**Task instructions:** Copy out every line that contains "this".

**Extracted entries:**

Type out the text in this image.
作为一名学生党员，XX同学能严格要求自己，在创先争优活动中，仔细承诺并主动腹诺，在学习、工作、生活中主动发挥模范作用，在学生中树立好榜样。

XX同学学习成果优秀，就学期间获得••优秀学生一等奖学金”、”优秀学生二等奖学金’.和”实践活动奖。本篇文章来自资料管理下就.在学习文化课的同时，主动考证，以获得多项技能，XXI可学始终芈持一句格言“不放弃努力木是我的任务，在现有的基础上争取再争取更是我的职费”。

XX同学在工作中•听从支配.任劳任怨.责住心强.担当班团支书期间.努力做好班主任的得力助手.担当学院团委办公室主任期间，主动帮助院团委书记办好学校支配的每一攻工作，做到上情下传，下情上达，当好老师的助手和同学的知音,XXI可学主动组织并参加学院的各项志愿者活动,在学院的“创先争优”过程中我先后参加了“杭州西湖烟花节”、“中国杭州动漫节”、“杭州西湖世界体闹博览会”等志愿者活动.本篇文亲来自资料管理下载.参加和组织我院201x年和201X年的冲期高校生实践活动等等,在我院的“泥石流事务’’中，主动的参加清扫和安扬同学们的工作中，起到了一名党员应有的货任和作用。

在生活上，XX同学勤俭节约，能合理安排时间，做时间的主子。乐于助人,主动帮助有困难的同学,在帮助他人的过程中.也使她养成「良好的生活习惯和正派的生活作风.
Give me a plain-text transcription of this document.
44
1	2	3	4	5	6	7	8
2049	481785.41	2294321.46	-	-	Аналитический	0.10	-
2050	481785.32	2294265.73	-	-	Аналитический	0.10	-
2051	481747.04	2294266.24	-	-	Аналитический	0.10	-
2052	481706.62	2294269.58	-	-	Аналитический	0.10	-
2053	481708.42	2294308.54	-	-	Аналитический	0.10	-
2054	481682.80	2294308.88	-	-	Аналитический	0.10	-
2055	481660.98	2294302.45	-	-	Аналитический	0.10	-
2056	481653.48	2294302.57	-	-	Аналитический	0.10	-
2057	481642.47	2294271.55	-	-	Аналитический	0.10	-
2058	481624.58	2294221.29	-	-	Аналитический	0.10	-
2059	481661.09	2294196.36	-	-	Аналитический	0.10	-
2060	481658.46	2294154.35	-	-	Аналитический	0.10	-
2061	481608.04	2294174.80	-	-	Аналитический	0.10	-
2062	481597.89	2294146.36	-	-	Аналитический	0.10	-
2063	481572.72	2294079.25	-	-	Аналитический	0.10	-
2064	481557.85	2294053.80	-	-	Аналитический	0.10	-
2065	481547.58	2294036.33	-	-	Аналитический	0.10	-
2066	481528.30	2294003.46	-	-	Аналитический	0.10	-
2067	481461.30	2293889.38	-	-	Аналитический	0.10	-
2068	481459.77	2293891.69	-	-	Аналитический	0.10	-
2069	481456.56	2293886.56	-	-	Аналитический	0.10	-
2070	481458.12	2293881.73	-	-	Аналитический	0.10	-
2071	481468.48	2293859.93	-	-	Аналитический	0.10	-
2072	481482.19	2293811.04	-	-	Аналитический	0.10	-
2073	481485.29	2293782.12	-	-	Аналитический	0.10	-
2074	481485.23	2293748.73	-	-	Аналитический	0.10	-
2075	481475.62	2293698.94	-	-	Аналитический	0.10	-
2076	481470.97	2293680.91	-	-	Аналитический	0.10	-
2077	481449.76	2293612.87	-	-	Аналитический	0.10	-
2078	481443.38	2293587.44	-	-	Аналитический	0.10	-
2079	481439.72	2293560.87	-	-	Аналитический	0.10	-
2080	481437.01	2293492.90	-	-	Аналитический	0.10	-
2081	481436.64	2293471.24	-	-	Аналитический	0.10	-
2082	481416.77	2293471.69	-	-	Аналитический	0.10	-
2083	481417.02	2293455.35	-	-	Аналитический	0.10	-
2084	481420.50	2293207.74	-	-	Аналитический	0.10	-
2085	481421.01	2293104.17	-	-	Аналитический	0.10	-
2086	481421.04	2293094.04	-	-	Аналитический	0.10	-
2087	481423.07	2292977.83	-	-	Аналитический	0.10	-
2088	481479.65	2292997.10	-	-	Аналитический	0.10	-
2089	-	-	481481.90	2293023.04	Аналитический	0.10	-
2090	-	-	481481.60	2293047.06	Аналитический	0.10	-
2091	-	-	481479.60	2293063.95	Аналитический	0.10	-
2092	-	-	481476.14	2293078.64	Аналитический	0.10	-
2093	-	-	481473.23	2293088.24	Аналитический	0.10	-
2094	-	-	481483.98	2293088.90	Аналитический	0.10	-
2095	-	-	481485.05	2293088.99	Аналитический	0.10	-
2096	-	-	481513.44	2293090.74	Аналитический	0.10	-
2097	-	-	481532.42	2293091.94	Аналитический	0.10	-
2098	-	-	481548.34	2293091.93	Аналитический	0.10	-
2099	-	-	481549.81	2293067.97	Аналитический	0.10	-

**Response:**
Type out the text in this image.
Give me a plain-text transcription of this document.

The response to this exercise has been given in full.